# Data for this exercise
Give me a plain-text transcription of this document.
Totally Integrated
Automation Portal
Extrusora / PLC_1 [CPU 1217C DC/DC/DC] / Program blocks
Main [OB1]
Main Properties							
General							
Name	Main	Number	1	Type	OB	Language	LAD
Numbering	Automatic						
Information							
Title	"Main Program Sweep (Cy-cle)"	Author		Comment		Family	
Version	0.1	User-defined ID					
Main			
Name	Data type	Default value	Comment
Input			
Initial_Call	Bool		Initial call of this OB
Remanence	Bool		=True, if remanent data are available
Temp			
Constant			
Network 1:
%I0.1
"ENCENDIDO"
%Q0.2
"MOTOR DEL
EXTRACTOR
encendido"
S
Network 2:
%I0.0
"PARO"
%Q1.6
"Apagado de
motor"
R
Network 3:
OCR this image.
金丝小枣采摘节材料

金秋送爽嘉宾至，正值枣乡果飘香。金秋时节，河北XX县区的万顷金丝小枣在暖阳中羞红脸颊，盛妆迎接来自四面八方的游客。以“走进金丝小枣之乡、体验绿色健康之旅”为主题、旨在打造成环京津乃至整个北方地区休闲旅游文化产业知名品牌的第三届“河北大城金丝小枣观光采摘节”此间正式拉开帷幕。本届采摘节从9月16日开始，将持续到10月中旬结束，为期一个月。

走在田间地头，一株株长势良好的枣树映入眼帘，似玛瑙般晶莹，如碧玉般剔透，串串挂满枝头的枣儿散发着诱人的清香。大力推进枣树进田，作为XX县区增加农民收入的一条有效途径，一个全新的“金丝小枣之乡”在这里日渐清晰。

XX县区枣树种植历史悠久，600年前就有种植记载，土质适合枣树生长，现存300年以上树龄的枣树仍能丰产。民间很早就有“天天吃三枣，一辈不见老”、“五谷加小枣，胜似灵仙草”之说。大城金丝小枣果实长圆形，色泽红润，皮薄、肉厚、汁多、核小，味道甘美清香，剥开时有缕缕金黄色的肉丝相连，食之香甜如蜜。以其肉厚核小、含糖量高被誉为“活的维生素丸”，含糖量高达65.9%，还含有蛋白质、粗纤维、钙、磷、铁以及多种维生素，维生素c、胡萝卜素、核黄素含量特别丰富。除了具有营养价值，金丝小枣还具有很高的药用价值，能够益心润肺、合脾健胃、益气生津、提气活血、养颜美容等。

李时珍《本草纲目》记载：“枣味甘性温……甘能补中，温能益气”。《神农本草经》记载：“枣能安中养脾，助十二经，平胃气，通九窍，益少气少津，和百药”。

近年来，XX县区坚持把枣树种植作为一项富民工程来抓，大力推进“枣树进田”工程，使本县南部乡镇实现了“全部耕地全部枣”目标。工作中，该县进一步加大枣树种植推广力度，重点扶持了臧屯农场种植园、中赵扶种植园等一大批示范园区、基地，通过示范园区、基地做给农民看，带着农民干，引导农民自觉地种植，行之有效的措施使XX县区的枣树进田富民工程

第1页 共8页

# Exercise goal
Nothing but the lines from the line with "OCR this image." to the last line of the listing above should appear; please retype them exactly, both ends included.

# Finished answer
OCR this image.
金丝小枣采摘节材料

金秋送爽嘉宾至，正值枣乡果飘香。金秋时节，河北XX县区的万顷金丝小枣在暖阳中羞红脸颊，盛妆迎接来自四面八方的游客。以“走进金丝小枣之乡、体验绿色健康之旅”为主题、旨在打造成环京津乃至整个北方地区休闲旅游文化产业知名品牌的第三届“河北大城金丝小枣观光采摘节”此间正式拉开帷幕。本届采摘节从9月16日开始，将持续到10月中旬结束，为期一个月。

走在田间地头，一株株长势良好的枣树映入眼帘，似玛瑙般晶莹，如碧玉般剔透，串串挂满枝头的枣儿散发着诱人的清香。大力推进枣树进田，作为XX县区增加农民收入的一条有效途径，一个全新的“金丝小枣之乡”在这里日渐清晰。

XX县区枣树种植历史悠久，600年前就有种植记载，土质适合枣树生长，现存300年以上树龄的枣树仍能丰产。民间很早就有“天天吃三枣，一辈不见老”、“五谷加小枣，胜似灵仙草”之说。大城金丝小枣果实长圆形，色泽红润，皮薄、肉厚、汁多、核小，味道甘美清香，剥开时有缕缕金黄色的肉丝相连，食之香甜如蜜。以其肉厚核小、含糖量高被誉为“活的维生素丸”，含糖量高达65.9%，还含有蛋白质、粗纤维、钙、磷、铁以及多种维生素，维生素c、胡萝卜素、核黄素含量特别丰富。除了具有营养价值，金丝小枣还具有很高的药用价值，能够益心润肺、合脾健胃、益气生津、提气活血、养颜美容等。

李时珍《本草纲目》记载：“枣味甘性温……甘能补中，温能益气”。《神农本草经》记载：“枣能安中养脾，助十二经，平胃气，通九窍，益少气少津，和百药”。

近年来，XX县区坚持把枣树种植作为一项富民工程来抓，大力推进“枣树进田”工程，使本县南部乡镇实现了“全部耕地全部枣”目标。工作中，该县进一步加大枣树种植推广力度，重点扶持了臧屯农场种植园、中赵扶种植园等一大批示范园区、基地，通过示范园区、基地做给农民看，带着农民干，引导农民自觉地种植，行之有效的措施使XX县区的枣树进田富民工程

第1页 共8页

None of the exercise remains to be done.